Exercise brief: Could you copy the lines below without changing a word, starting at the line that contains "List each element" and ending after the line that contains "initial-frame-image — [7, 0, 404, 302]"? Leave the pictures out of your copy.

* begin Records provided *

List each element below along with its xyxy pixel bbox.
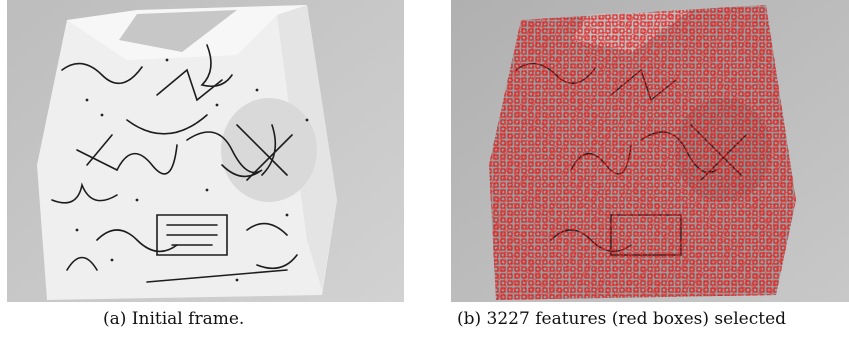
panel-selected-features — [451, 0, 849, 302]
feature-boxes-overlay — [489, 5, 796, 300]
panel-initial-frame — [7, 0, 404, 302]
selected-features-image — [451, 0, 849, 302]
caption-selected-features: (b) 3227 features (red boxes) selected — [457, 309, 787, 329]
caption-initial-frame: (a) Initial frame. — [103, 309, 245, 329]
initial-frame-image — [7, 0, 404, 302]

* end Records provided *
* begin Records provided *

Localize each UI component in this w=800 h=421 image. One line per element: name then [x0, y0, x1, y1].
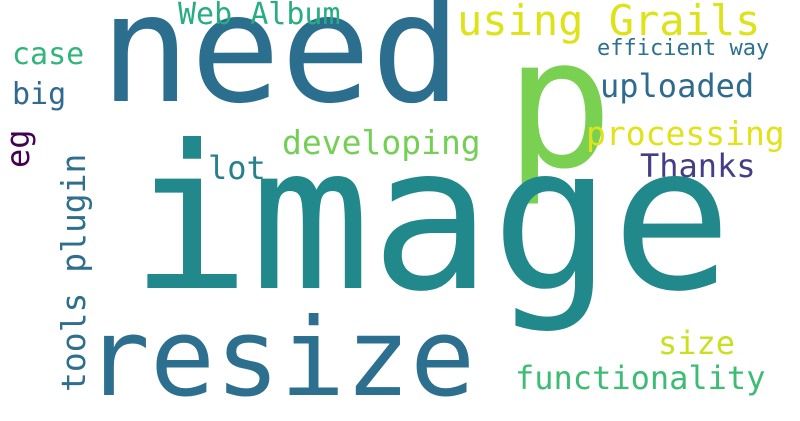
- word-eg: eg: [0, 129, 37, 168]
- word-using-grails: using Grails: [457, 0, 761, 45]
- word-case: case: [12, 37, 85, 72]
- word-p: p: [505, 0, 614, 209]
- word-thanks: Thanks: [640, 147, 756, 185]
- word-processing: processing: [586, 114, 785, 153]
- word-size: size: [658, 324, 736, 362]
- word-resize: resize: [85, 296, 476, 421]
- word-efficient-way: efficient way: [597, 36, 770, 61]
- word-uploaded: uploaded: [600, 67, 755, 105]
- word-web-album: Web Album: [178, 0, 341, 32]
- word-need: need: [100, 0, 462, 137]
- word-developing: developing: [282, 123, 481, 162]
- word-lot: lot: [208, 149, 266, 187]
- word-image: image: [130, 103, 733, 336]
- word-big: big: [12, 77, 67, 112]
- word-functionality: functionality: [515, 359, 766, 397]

* end Records provided *

Answer below:
List each element below along with its xyxy pixel bbox.
panel-selected-features — [451, 0, 849, 302]
feature-boxes-overlay — [489, 5, 796, 300]
panel-initial-frame — [7, 0, 404, 302]
selected-features-image — [451, 0, 849, 302]
caption-selected-features: (b) 3227 features (red boxes) selected — [457, 309, 787, 329]
caption-initial-frame: (a) Initial frame. — [103, 309, 245, 329]
initial-frame-image — [7, 0, 404, 302]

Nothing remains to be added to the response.